[Instruction 1]:
Rewrite the rows below as a numbered list, from the first row through the row holding "96, 1199, 553]", inclusive, and leave out any blank lines.

[Selection]:
Bits 47:39 of the address is a 9 bit offset into that Page Directory. The descriptor points to the base address of
a second directory, and bits 38:30 index into that directory. ...etc. until bits 20:12 provide the PTE of the 4K
page. At each step along the way, if we prefer, the descriptor would not point you to another directory but rather
to a larger size page. i.e., 12+9 bits give you a 2MB page, 12+9+9 give you a 1GB page.
- Intelligent I/O Device
- An I/O device controller that can operate independent of the processor, once the processor has specified the
actions for the I/O controller to carry out. For example, a DMA access requires the I/O controller to carry out the
transfer without being instructed by the processor on an instruction by instruction basis.
- interconnection network
- a structure that interconnects various elements (usually processors and units of memory) of a computer
system.
- Interference in branch predictor (positive and negative)
- the prediction of one branch based on history information acquired for other branches. If the behavior of the
two branches are correlated, then the prediction generally succeeds. The interference is positive. If the behavior
of the two branches are not correlated, the prediction is usually erroneous. The interference is said to be
negative.
- interleaving
- allocating addresses to memory locations "horizontally," rather than "vertically." That is, if address n is in
bank 0, address n+k is in bank 1, address n+2k in bank 2, address n+3k in bank 3, etc. where k is the size of the
access in a bank in bytes (assuming byte-addressable memory).
- interrupt driven I/O
- I/O activity controlled by the device requesting the processor interrupt what it is doing.
- interrupt masking
- Ability to not have an interrupt not affect the processor
- interrupt latency
- Amount of time between an event wanting to interrupt and the start of
the interrupt service routine starting execution
- interrupt vector
- the bit pattern identifying the particular interrupt, which is used to initiate the correct service
routine.
- interrupt/exception priority level
- priority at which an event requests interruption of the running program. Usually, the priority at which the
service routine runs. Priority depends on urgency of the event.
- interrupt
- an external event more urgent than the program running that causes the machine to stop execution of the program
that is running and turn its attention to service the external event. Keyboard interrupt is an example of a low
priority interrupt. Machine check is an example of a high priority interrupt.
- interrupts
- external events that cause the processor to stop processing the current process, and after putting the machine
in a consistent state, vector to the starting address of the service routine specified by the specific vector.

[Data listing]:
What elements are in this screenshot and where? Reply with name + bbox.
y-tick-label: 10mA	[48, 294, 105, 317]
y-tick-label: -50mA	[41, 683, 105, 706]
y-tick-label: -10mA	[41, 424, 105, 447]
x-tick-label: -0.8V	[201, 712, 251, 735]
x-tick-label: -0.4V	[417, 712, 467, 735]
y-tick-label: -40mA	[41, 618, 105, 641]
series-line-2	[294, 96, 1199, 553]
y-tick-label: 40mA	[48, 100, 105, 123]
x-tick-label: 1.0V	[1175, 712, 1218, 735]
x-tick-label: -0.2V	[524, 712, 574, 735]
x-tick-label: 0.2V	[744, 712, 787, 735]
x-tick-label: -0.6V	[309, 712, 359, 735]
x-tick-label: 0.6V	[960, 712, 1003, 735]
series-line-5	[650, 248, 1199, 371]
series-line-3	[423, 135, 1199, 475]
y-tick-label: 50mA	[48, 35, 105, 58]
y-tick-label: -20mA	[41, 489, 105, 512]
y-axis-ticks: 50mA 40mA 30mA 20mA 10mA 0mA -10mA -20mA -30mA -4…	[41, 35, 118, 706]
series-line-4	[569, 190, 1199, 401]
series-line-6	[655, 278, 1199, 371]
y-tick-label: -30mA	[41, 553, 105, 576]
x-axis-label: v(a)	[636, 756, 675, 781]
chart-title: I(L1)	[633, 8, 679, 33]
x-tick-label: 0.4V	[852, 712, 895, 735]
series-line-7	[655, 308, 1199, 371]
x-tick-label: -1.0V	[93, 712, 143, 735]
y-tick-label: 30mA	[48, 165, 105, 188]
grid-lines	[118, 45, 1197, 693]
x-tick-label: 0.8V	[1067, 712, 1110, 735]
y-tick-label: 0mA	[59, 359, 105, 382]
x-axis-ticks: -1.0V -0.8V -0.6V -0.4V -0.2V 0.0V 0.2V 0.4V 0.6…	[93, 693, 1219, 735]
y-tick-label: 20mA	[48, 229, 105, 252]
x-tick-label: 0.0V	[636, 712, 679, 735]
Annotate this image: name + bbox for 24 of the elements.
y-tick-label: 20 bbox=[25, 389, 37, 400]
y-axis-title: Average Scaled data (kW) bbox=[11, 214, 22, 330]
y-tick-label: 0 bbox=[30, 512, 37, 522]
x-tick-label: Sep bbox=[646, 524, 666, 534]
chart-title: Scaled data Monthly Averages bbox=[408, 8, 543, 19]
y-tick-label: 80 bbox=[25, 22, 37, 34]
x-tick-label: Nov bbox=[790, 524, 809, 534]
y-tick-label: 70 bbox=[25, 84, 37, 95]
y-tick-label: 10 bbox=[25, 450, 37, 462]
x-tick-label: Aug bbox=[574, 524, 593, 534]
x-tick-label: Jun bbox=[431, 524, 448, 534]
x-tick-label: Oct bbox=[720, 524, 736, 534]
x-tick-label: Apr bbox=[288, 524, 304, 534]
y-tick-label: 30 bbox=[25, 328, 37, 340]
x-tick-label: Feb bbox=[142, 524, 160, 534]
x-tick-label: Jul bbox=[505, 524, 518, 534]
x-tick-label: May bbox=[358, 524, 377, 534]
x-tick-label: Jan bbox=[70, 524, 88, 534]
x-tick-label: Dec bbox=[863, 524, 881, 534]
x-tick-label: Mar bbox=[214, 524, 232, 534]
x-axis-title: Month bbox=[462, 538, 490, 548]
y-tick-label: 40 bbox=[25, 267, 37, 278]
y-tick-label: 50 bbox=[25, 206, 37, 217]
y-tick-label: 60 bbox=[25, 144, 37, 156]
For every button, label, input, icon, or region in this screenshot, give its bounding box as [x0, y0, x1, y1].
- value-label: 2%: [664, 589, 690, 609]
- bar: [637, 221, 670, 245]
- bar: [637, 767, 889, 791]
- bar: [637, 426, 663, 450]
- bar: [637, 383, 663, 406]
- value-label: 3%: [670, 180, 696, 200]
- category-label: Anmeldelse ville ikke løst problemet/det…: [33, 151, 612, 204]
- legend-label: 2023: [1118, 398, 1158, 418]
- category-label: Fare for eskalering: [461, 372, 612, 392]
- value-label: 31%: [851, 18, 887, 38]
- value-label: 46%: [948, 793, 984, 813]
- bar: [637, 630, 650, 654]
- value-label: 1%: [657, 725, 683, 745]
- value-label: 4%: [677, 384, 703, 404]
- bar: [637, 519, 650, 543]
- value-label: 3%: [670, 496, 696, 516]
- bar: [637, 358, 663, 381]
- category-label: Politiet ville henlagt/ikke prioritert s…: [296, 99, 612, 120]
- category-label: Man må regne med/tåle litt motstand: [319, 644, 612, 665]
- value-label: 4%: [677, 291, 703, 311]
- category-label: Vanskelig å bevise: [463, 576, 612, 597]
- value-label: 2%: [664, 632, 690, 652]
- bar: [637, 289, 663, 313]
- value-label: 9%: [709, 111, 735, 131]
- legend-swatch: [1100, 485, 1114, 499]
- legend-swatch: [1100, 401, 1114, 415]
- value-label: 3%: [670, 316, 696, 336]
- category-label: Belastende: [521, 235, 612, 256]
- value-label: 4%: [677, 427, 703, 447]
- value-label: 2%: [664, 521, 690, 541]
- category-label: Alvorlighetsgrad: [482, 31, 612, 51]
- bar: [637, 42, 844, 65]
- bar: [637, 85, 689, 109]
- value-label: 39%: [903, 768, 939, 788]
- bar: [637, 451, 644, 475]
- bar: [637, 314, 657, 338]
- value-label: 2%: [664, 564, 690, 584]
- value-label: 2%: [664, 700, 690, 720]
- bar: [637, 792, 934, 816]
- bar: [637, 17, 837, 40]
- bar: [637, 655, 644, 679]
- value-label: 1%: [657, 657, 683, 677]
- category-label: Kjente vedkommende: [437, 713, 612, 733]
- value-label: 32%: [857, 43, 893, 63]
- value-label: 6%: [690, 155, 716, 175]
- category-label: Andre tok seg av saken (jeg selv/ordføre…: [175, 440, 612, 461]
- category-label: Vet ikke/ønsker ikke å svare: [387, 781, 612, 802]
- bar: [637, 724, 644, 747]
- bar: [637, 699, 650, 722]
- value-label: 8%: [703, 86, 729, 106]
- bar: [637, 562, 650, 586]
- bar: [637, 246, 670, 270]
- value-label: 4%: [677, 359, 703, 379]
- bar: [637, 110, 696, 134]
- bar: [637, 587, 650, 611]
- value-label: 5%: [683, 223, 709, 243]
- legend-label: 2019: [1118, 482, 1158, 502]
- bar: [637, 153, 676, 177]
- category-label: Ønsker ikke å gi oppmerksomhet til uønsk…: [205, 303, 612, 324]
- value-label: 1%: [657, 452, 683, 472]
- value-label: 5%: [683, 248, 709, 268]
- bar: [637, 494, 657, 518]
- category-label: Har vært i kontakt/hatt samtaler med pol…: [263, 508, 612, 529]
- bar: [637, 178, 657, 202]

[Instruction 2]:
Decide whether each statement agrees with the glossary above, answering yes or no and quoting the deciding words: (a) In the address translation scheme, bits 38:30 index into a second directory. (b) A keyboard interrupt is given as an example of a high priority interrupt. (c) Interference in a branch predictor is negative when the behavior of the two branches is correlated.

[Worked solution 1]:
1. What elements are in this screenshot and where? Reply with name + bbox.
2. y-tick-label: 10mA	[48, 294, 105, 317]
3. y-tick-label: -50mA	[41, 683, 105, 706]
4. y-tick-label: -10mA	[41, 424, 105, 447]
5. x-tick-label: -0.8V	[201, 712, 251, 735]
6. x-tick-label: -0.4V	[417, 712, 467, 735]
7. y-tick-label: -40mA	[41, 618, 105, 641]
8. series-line-2	[294, 96, 1199, 553]

[Worked solution 2]:
(a) Yes: "bits 38:30 index into that directory."
(b) No: "Keyboard interrupt is an example of a low priority interrupt."
(c) No: "If the behavior of the two branches are not correlated, the prediction is usually erroneous. The interference is said to be negative."